• **SUPPLIED MATERIAL**

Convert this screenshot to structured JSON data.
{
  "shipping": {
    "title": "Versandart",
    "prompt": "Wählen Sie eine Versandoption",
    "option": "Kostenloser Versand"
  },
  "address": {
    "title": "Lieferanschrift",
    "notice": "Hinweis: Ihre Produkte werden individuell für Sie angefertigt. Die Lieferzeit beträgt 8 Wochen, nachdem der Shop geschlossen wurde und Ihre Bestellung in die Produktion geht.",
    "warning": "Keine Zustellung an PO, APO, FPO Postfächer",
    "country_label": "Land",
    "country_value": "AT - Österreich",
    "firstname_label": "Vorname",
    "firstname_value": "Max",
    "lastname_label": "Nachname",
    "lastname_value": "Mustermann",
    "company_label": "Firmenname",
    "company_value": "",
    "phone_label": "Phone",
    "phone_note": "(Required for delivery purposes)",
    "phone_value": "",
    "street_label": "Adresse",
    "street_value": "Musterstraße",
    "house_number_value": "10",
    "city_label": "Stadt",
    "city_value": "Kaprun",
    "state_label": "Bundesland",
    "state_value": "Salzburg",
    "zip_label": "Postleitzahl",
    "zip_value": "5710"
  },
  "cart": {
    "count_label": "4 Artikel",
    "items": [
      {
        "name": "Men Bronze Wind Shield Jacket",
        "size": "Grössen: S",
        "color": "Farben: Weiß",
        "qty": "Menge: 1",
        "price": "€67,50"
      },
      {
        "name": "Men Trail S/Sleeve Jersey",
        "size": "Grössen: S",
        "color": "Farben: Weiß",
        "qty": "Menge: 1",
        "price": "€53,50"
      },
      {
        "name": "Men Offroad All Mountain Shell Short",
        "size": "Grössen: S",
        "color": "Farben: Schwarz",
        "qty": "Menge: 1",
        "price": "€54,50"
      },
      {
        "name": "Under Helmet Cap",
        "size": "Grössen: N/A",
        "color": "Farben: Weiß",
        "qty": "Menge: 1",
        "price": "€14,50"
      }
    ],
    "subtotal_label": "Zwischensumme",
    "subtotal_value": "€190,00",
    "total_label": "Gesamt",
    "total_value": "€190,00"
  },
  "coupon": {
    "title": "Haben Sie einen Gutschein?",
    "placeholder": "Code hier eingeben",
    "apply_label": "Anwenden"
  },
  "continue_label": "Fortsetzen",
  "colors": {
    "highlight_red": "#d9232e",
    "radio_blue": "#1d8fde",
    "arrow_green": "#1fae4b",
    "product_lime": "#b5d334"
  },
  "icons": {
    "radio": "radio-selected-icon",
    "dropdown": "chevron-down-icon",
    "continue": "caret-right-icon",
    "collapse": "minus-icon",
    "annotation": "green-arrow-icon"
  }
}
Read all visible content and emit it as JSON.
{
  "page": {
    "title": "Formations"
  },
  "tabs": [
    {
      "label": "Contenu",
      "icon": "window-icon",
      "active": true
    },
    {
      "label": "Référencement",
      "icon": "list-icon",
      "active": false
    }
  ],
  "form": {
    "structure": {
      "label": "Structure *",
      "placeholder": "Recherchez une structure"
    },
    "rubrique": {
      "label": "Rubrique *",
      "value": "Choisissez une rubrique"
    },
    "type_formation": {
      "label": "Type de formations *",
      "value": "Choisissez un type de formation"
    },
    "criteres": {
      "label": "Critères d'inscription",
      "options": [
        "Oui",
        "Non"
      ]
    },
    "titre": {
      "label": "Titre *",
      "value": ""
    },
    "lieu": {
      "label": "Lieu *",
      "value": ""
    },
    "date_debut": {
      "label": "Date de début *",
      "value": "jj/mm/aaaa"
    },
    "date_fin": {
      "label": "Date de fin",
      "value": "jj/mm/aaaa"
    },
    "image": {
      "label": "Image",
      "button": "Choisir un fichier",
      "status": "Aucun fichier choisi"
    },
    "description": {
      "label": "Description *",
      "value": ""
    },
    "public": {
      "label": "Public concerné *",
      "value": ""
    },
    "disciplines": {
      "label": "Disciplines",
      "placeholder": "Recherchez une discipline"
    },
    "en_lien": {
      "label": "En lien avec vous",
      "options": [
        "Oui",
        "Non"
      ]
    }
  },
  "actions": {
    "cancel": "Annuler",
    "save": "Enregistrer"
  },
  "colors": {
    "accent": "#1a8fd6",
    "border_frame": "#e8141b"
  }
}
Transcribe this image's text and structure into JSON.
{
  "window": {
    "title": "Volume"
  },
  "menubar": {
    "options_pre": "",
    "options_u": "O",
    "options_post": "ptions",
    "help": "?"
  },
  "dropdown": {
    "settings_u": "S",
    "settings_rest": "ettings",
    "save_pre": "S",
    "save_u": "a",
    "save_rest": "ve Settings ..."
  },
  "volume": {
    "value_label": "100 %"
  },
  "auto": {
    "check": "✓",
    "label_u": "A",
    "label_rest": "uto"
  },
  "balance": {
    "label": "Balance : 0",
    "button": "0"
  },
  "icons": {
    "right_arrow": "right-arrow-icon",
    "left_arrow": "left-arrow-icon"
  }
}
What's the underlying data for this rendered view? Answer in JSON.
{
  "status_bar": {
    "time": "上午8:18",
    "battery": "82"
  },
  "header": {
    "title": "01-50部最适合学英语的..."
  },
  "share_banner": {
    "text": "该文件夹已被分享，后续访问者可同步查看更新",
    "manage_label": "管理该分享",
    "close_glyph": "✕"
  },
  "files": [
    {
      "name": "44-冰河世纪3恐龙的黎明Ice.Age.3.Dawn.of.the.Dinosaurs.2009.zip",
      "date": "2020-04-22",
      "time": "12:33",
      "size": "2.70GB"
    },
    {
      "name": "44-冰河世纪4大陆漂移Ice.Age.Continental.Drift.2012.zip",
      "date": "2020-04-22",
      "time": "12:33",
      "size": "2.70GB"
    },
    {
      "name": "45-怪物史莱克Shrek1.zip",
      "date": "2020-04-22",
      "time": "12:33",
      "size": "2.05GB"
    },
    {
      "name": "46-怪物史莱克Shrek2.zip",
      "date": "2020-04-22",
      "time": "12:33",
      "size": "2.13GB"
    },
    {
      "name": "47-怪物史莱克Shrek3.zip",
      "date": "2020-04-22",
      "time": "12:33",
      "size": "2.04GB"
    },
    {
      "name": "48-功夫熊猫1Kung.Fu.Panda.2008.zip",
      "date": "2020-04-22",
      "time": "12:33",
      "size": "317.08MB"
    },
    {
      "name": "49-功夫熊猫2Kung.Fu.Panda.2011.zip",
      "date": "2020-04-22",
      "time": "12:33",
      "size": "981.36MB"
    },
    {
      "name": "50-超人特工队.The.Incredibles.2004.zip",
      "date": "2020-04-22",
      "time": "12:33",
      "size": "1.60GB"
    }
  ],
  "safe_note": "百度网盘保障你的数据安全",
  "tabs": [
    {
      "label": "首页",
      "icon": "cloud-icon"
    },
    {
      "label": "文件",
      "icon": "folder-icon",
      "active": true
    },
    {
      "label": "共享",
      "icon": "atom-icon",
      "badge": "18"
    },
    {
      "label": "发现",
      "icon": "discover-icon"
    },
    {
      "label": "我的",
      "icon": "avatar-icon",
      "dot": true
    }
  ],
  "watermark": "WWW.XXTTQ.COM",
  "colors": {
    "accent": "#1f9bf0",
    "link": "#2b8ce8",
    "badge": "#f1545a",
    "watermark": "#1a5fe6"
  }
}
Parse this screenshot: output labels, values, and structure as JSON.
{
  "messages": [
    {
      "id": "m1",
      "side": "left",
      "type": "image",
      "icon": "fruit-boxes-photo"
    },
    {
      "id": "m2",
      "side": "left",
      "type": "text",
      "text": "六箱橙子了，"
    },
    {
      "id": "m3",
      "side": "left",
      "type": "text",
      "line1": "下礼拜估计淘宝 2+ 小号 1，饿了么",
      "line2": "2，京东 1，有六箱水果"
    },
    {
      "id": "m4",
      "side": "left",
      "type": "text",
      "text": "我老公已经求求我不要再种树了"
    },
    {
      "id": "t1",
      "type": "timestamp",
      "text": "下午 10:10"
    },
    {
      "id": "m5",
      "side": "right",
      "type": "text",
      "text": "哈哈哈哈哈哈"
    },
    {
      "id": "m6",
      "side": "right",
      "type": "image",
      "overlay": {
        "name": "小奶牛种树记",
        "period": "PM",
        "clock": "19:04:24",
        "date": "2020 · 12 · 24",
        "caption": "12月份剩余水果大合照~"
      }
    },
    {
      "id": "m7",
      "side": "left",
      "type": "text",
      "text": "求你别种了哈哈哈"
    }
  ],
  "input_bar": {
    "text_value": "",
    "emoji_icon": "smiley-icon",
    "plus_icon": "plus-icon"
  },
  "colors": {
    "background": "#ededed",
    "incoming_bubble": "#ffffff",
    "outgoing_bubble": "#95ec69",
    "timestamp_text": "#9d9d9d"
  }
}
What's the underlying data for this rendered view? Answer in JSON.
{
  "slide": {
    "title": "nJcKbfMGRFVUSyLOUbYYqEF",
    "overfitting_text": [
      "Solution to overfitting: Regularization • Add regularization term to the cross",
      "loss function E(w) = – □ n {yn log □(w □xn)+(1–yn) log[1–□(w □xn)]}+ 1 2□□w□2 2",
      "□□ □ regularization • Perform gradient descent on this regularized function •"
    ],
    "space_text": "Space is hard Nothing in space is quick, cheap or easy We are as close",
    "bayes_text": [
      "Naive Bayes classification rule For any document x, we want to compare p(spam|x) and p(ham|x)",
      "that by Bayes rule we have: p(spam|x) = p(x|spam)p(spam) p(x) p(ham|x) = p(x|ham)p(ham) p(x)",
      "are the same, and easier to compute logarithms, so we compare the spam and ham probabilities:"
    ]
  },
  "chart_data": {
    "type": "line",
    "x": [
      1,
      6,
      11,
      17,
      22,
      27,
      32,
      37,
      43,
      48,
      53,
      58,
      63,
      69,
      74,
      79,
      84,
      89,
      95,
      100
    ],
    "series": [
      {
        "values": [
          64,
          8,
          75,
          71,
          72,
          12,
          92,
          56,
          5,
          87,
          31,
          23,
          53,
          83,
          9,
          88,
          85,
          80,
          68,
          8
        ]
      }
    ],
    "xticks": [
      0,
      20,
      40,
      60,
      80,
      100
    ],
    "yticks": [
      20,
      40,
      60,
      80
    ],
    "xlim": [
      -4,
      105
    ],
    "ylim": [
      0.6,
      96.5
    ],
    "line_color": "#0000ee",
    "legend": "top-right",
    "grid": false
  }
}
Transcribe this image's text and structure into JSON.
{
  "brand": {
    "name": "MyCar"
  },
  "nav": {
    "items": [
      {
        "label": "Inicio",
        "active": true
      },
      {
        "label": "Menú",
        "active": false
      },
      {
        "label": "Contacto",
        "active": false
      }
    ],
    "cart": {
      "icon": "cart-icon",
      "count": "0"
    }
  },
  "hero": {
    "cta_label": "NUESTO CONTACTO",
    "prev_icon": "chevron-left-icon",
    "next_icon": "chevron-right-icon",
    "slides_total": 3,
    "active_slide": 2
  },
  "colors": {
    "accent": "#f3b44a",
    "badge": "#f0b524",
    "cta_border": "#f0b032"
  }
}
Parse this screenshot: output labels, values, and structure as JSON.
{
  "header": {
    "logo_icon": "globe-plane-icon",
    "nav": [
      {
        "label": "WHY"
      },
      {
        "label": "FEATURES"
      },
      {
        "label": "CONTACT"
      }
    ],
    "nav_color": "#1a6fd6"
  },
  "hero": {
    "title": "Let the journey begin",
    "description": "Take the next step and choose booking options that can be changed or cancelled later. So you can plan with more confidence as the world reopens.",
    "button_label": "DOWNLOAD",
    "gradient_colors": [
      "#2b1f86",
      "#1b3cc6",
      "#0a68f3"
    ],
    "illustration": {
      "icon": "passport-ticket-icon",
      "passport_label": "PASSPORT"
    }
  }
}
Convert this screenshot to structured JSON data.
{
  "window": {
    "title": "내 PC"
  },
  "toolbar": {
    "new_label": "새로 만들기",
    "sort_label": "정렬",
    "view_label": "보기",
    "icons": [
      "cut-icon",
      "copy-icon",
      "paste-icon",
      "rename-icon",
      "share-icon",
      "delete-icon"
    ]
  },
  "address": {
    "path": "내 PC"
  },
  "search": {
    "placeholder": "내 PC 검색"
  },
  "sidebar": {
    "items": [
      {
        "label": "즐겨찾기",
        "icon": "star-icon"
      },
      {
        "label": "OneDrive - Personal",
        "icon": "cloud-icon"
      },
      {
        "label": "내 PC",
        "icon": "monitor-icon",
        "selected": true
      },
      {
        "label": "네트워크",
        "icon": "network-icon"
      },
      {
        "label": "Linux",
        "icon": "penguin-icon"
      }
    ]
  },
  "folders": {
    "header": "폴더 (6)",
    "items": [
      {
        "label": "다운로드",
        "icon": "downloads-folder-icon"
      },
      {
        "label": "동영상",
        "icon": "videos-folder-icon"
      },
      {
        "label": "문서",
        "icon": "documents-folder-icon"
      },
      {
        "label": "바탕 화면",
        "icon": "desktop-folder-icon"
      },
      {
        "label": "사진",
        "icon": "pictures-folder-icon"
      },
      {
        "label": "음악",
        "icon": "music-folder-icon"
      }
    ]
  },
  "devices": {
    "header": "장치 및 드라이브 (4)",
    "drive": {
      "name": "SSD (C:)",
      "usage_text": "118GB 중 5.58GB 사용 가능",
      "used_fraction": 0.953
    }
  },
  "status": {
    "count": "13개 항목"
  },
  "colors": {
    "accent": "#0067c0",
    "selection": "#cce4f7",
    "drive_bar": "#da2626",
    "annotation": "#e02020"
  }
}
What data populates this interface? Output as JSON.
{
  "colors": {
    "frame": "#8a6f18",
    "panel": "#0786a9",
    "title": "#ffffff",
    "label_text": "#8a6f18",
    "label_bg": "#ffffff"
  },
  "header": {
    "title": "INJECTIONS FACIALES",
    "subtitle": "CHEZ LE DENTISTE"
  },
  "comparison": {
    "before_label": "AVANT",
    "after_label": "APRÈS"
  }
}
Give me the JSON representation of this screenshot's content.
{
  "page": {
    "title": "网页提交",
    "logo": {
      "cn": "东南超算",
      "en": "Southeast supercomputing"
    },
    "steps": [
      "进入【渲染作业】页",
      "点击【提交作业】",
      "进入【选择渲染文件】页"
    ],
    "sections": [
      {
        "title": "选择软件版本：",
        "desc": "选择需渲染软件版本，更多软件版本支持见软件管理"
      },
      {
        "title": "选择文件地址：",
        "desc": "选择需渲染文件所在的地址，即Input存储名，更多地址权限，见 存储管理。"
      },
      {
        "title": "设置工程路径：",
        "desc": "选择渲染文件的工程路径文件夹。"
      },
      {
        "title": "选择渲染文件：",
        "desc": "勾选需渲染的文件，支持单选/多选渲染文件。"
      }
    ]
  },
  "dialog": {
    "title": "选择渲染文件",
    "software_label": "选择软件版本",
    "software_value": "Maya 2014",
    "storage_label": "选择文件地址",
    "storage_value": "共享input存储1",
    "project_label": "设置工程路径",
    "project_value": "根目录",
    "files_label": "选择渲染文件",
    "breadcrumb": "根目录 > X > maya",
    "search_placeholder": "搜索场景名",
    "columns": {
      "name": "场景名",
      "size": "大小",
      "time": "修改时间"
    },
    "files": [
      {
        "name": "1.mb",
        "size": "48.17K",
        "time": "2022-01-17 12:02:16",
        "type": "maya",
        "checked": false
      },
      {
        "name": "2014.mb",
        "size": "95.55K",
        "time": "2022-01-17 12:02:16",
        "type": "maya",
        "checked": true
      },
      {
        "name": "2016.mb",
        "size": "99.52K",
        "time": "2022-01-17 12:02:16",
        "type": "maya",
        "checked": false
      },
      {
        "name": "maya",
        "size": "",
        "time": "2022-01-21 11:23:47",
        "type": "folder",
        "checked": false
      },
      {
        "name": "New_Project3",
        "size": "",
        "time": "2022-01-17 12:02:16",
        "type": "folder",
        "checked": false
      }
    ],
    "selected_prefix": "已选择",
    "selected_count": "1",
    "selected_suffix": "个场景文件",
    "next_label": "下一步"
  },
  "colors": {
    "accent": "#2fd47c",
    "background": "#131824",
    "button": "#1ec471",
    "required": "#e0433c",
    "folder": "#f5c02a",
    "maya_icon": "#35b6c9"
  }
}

• **SET PROBLEM**
Look for the word "that" and return every line where it occurs.

• **FINAL RESULT**
      "that by Bayes rule we have: p(spam|x) = p(x|spam)p(spam) p(x) p(ham|x) = p(x|ham)p(ham) p(x)",
    "description": "Take the next step and choose booking options that can be changed or cancelled later. So you can plan with more confidence as the world reopens.",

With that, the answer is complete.